▶ **Objective**:
List every line below containing "lyrics".

▶ **Data provided**:
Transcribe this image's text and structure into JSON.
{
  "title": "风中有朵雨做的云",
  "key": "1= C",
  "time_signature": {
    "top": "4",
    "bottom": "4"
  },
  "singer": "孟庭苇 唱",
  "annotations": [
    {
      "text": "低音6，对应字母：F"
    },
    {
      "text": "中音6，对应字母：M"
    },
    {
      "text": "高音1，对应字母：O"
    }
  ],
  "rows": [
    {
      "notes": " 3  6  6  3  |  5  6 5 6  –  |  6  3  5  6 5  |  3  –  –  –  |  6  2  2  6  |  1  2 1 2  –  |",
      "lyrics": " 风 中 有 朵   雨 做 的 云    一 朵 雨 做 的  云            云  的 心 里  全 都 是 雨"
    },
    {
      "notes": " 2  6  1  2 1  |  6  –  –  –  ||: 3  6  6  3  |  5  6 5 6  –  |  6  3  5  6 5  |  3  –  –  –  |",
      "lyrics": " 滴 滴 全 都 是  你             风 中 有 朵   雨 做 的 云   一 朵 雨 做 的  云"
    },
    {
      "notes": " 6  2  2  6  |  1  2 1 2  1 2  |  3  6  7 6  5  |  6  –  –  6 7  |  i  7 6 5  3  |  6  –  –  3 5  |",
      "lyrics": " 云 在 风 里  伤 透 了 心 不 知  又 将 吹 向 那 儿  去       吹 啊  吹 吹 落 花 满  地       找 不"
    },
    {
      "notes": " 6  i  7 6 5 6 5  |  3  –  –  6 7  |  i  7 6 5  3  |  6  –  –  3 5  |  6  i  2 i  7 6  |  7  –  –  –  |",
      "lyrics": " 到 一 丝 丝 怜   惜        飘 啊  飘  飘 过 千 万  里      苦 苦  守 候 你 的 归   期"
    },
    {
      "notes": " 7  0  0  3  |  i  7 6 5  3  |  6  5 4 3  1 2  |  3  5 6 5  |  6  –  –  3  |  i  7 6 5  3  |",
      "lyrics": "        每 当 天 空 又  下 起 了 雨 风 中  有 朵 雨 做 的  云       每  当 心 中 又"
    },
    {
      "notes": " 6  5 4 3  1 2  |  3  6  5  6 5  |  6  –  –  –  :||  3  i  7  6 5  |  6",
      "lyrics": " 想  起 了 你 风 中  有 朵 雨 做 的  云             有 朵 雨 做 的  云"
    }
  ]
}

▶ **Solution to this problem**:
      "lyrics": " 风 中 有 朵   雨 做 的 云    一 朵 雨 做 的  云            云  的 心 里  全 都 是 雨"
      "lyrics": " 滴 滴 全 都 是  你             风 中 有 朵   雨 做 的 云   一 朵 雨 做 的  云"
      "lyrics": " 云 在 风 里  伤 透 了 心 不 知  又 将 吹 向 那 儿  去       吹 啊  吹 吹 落 花 满  地       找 不"
      "lyrics": " 到 一 丝 丝 怜   惜        飘 啊  飘  飘 过 千 万  里      苦 苦  守 候 你 的 归   期"
      "lyrics": "        每 当 天 空 又  下 起 了 雨 风 中  有 朵 雨 做 的  云       每  当 心 中 又"
      "lyrics": " 想  起 了 你 风 中  有 朵 雨 做 的  云             有 朵 雨 做 的  云"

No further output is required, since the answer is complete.